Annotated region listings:
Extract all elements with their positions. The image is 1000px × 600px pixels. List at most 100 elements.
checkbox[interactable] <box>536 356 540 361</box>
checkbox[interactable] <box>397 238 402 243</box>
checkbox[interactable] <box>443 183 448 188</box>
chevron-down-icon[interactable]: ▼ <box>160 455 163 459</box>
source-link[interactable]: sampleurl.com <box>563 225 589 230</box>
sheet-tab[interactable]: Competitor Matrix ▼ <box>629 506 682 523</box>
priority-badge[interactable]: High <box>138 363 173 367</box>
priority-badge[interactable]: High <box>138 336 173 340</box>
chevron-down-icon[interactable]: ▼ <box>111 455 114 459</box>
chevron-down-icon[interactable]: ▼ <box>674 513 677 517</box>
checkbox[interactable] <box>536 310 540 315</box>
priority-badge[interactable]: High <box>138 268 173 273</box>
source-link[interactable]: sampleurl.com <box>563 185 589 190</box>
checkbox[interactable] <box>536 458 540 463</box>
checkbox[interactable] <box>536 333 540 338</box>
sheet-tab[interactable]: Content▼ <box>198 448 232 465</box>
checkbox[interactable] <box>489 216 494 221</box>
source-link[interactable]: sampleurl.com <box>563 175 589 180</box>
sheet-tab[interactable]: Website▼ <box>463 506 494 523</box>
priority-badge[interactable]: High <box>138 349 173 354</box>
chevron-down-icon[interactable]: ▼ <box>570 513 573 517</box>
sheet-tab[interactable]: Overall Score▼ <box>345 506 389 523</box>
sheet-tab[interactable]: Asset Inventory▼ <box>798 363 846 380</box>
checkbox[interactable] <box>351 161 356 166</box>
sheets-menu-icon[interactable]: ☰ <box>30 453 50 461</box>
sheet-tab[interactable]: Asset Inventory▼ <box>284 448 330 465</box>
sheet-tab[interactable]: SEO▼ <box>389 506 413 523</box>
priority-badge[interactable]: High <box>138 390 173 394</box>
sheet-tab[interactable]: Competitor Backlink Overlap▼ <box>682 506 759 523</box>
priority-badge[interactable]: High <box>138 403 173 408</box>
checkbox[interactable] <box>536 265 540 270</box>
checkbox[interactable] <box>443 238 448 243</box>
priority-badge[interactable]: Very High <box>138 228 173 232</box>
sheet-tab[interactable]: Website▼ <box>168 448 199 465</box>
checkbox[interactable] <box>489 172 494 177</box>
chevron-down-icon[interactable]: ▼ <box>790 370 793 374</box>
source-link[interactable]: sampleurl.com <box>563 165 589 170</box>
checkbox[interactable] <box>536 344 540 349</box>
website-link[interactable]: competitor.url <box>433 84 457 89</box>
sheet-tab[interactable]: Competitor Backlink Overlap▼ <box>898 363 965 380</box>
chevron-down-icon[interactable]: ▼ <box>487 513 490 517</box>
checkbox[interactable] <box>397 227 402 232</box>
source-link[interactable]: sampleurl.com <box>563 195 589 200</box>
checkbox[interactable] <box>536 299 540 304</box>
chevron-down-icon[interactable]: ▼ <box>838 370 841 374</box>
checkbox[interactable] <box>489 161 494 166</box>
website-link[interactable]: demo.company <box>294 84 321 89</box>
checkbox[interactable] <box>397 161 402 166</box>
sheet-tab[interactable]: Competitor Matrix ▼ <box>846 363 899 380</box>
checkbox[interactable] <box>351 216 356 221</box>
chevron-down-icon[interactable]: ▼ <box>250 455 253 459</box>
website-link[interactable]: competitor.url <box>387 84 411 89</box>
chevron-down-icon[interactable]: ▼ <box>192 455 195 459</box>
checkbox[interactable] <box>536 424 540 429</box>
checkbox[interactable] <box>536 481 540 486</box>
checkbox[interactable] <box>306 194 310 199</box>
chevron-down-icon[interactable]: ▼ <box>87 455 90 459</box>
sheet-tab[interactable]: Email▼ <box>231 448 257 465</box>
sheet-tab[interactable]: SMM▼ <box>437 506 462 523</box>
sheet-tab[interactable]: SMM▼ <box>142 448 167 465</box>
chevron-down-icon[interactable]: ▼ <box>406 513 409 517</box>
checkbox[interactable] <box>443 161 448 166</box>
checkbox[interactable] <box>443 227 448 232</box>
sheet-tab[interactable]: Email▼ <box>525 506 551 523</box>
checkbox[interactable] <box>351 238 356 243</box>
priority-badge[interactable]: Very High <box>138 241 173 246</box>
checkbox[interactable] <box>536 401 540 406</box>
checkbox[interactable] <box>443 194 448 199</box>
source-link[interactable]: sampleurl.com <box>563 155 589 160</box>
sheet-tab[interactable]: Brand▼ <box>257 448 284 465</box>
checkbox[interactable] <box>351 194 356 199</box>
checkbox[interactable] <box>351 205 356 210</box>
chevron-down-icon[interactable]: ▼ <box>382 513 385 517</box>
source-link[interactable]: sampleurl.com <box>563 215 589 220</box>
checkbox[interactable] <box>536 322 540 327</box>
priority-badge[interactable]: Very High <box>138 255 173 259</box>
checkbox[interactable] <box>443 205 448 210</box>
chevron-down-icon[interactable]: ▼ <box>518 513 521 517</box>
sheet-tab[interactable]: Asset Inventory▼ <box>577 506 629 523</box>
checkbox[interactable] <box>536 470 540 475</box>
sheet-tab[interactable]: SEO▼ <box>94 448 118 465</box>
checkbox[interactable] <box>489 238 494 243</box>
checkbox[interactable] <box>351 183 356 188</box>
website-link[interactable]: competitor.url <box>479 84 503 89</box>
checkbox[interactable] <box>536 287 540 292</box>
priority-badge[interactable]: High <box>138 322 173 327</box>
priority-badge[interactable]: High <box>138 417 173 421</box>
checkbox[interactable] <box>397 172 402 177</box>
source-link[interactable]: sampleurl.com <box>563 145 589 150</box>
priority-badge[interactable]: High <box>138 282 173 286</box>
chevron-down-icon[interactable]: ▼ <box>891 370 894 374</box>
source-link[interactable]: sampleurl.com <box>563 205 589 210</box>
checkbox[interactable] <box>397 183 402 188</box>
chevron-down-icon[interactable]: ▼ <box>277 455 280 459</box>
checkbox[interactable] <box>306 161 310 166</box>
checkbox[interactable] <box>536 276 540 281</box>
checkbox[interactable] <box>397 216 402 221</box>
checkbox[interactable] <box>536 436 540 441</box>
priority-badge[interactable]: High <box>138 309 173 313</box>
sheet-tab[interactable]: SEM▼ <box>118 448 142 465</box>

• EXERCISE DETAILS: Change every "priority-badge" in the records above to "priority-label", keeping everything else the same.

• COMPLETED EXERCISE:
Extract all elements with their positions. The image is 1000px × 600px pixels. List at most 100 elements.
checkbox[interactable] <box>536 356 540 361</box>
checkbox[interactable] <box>397 238 402 243</box>
checkbox[interactable] <box>443 183 448 188</box>
chevron-down-icon[interactable]: ▼ <box>160 455 163 459</box>
source-link[interactable]: sampleurl.com <box>563 225 589 230</box>
sheet-tab[interactable]: Competitor Matrix ▼ <box>629 506 682 523</box>
priority-label[interactable]: High <box>138 363 173 367</box>
priority-label[interactable]: High <box>138 336 173 340</box>
chevron-down-icon[interactable]: ▼ <box>111 455 114 459</box>
chevron-down-icon[interactable]: ▼ <box>674 513 677 517</box>
checkbox[interactable] <box>536 310 540 315</box>
priority-label[interactable]: High <box>138 268 173 273</box>
source-link[interactable]: sampleurl.com <box>563 185 589 190</box>
checkbox[interactable] <box>536 458 540 463</box>
checkbox[interactable] <box>536 333 540 338</box>
sheet-tab[interactable]: Content▼ <box>198 448 232 465</box>
checkbox[interactable] <box>489 216 494 221</box>
source-link[interactable]: sampleurl.com <box>563 175 589 180</box>
sheet-tab[interactable]: Website▼ <box>463 506 494 523</box>
priority-label[interactable]: High <box>138 349 173 354</box>
chevron-down-icon[interactable]: ▼ <box>570 513 573 517</box>
sheet-tab[interactable]: Overall Score▼ <box>345 506 389 523</box>
sheet-tab[interactable]: Asset Inventory▼ <box>798 363 846 380</box>
checkbox[interactable] <box>351 161 356 166</box>
sheets-menu-icon[interactable]: ☰ <box>30 453 50 461</box>
sheet-tab[interactable]: Asset Inventory▼ <box>284 448 330 465</box>
sheet-tab[interactable]: SEO▼ <box>389 506 413 523</box>
priority-label[interactable]: High <box>138 390 173 394</box>
sheet-tab[interactable]: Competitor Backlink Overlap▼ <box>682 506 759 523</box>
priority-label[interactable]: High <box>138 403 173 408</box>
checkbox[interactable] <box>536 265 540 270</box>
checkbox[interactable] <box>443 238 448 243</box>
priority-label[interactable]: Very High <box>138 228 173 232</box>
sheet-tab[interactable]: Website▼ <box>168 448 199 465</box>
checkbox[interactable] <box>489 172 494 177</box>
chevron-down-icon[interactable]: ▼ <box>790 370 793 374</box>
source-link[interactable]: sampleurl.com <box>563 165 589 170</box>
checkbox[interactable] <box>536 344 540 349</box>
website-link[interactable]: competitor.url <box>433 84 457 89</box>
sheet-tab[interactable]: Competitor Backlink Overlap▼ <box>898 363 965 380</box>
chevron-down-icon[interactable]: ▼ <box>487 513 490 517</box>
checkbox[interactable] <box>397 227 402 232</box>
source-link[interactable]: sampleurl.com <box>563 195 589 200</box>
checkbox[interactable] <box>536 299 540 304</box>
chevron-down-icon[interactable]: ▼ <box>838 370 841 374</box>
checkbox[interactable] <box>489 161 494 166</box>
website-link[interactable]: demo.company <box>294 84 321 89</box>
checkbox[interactable] <box>397 161 402 166</box>
sheet-tab[interactable]: Competitor Matrix ▼ <box>846 363 899 380</box>
checkbox[interactable] <box>351 216 356 221</box>
chevron-down-icon[interactable]: ▼ <box>250 455 253 459</box>
website-link[interactable]: competitor.url <box>387 84 411 89</box>
chevron-down-icon[interactable]: ▼ <box>192 455 195 459</box>
checkbox[interactable] <box>536 424 540 429</box>
checkbox[interactable] <box>536 481 540 486</box>
checkbox[interactable] <box>306 194 310 199</box>
chevron-down-icon[interactable]: ▼ <box>87 455 90 459</box>
sheet-tab[interactable]: Email▼ <box>231 448 257 465</box>
sheet-tab[interactable]: SMM▼ <box>437 506 462 523</box>
sheet-tab[interactable]: SMM▼ <box>142 448 167 465</box>
chevron-down-icon[interactable]: ▼ <box>406 513 409 517</box>
checkbox[interactable] <box>443 161 448 166</box>
checkbox[interactable] <box>443 227 448 232</box>
sheet-tab[interactable]: Email▼ <box>525 506 551 523</box>
checkbox[interactable] <box>351 238 356 243</box>
priority-label[interactable]: Very High <box>138 241 173 246</box>
checkbox[interactable] <box>536 401 540 406</box>
checkbox[interactable] <box>443 194 448 199</box>
source-link[interactable]: sampleurl.com <box>563 155 589 160</box>
sheet-tab[interactable]: Brand▼ <box>257 448 284 465</box>
checkbox[interactable] <box>351 194 356 199</box>
checkbox[interactable] <box>351 205 356 210</box>
chevron-down-icon[interactable]: ▼ <box>382 513 385 517</box>
source-link[interactable]: sampleurl.com <box>563 215 589 220</box>
checkbox[interactable] <box>536 322 540 327</box>
priority-label[interactable]: Very High <box>138 255 173 259</box>
checkbox[interactable] <box>443 205 448 210</box>
chevron-down-icon[interactable]: ▼ <box>518 513 521 517</box>
sheet-tab[interactable]: Asset Inventory▼ <box>577 506 629 523</box>
checkbox[interactable] <box>536 470 540 475</box>
sheet-tab[interactable]: SEO▼ <box>94 448 118 465</box>
checkbox[interactable] <box>489 238 494 243</box>
checkbox[interactable] <box>351 183 356 188</box>
website-link[interactable]: competitor.url <box>479 84 503 89</box>
checkbox[interactable] <box>536 287 540 292</box>
priority-label[interactable]: High <box>138 322 173 327</box>
priority-label[interactable]: High <box>138 417 173 421</box>
checkbox[interactable] <box>397 172 402 177</box>
source-link[interactable]: sampleurl.com <box>563 145 589 150</box>
priority-label[interactable]: High <box>138 282 173 286</box>
chevron-down-icon[interactable]: ▼ <box>891 370 894 374</box>
source-link[interactable]: sampleurl.com <box>563 205 589 210</box>
checkbox[interactable] <box>397 183 402 188</box>
chevron-down-icon[interactable]: ▼ <box>277 455 280 459</box>
checkbox[interactable] <box>306 161 310 166</box>
checkbox[interactable] <box>536 276 540 281</box>
checkbox[interactable] <box>397 216 402 221</box>
checkbox[interactable] <box>536 436 540 441</box>
priority-label[interactable]: High <box>138 309 173 313</box>
sheet-tab[interactable]: SEM▼ <box>118 448 142 465</box>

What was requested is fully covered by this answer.